Given records
>>>

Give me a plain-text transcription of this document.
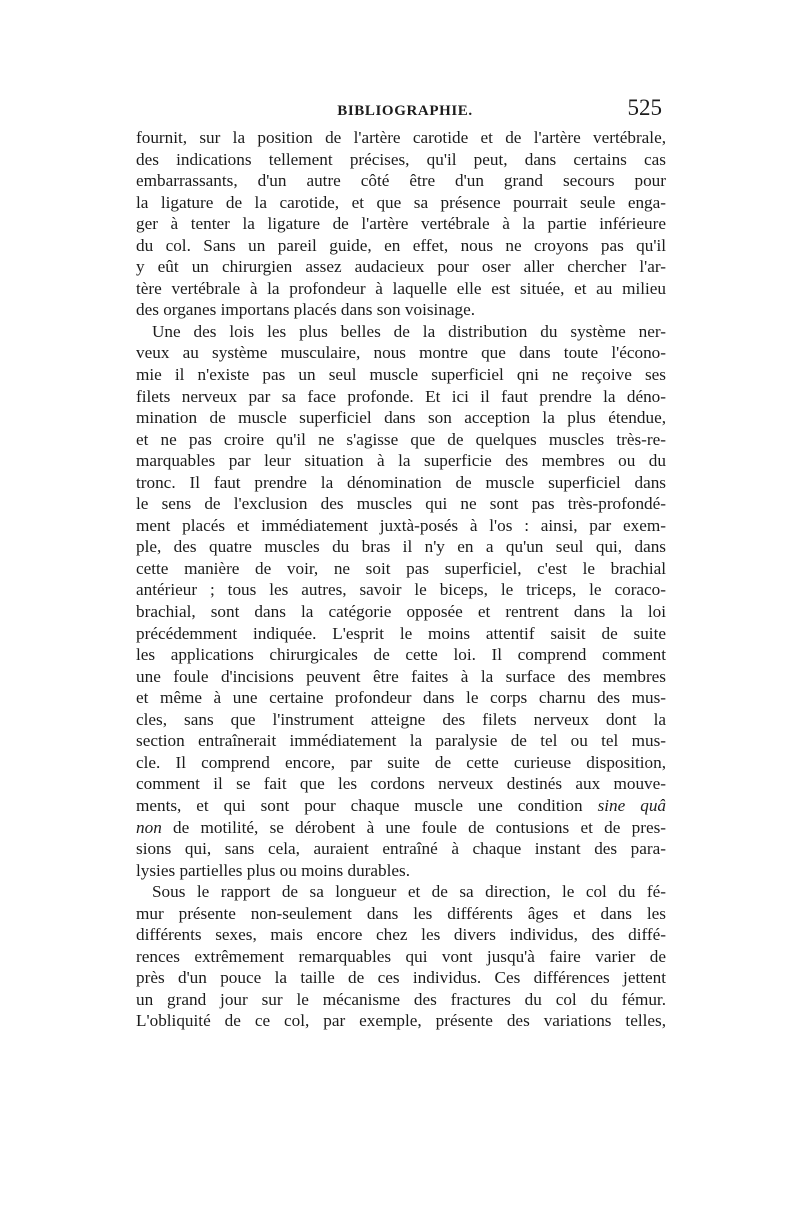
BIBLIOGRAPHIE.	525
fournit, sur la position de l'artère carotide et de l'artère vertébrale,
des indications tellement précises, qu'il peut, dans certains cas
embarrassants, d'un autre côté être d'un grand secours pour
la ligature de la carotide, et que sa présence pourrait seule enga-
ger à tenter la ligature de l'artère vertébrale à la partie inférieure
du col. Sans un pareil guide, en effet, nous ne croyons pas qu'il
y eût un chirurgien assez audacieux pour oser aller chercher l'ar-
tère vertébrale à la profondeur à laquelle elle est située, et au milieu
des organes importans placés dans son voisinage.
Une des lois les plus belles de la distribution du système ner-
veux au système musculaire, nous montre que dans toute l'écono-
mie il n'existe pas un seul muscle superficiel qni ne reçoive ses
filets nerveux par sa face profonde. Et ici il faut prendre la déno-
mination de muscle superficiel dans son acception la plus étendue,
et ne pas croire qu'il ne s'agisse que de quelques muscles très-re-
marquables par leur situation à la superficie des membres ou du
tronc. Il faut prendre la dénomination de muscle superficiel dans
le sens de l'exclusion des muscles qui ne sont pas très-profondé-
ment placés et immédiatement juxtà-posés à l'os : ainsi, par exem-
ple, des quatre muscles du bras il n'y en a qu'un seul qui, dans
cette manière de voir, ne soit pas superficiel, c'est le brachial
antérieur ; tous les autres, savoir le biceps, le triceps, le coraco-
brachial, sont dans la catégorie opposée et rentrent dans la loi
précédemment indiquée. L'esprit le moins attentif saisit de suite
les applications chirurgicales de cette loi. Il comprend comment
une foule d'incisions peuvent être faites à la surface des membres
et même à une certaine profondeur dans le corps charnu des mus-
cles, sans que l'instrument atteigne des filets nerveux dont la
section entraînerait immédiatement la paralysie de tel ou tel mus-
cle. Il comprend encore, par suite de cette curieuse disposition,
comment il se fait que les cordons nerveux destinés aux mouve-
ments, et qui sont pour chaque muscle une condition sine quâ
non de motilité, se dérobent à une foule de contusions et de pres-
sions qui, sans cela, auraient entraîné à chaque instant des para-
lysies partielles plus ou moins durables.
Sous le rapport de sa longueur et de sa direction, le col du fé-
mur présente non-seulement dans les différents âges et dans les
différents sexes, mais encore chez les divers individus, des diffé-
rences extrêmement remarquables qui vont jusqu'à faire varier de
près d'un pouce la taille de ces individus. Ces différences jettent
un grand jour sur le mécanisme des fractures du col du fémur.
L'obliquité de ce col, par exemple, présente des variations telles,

<<<
>>>

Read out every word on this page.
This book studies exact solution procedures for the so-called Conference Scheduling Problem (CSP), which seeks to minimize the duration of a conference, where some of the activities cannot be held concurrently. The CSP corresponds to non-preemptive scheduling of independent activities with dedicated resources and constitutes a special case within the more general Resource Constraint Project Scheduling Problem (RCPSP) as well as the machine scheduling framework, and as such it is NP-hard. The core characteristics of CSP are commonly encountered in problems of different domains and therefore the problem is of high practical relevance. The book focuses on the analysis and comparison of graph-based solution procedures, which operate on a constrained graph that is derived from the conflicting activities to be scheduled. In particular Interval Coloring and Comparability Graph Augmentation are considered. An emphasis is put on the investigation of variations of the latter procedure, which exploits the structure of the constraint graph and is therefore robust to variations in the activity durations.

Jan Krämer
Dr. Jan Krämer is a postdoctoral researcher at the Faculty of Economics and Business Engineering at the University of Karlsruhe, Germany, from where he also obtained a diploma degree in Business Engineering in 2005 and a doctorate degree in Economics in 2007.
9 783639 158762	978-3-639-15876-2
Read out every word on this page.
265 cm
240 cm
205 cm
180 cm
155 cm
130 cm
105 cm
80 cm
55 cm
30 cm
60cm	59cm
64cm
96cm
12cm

<<<

What you are asked to do
What is the number of lines in the records that contain the string "encore"? Give only that number.

Answer below
2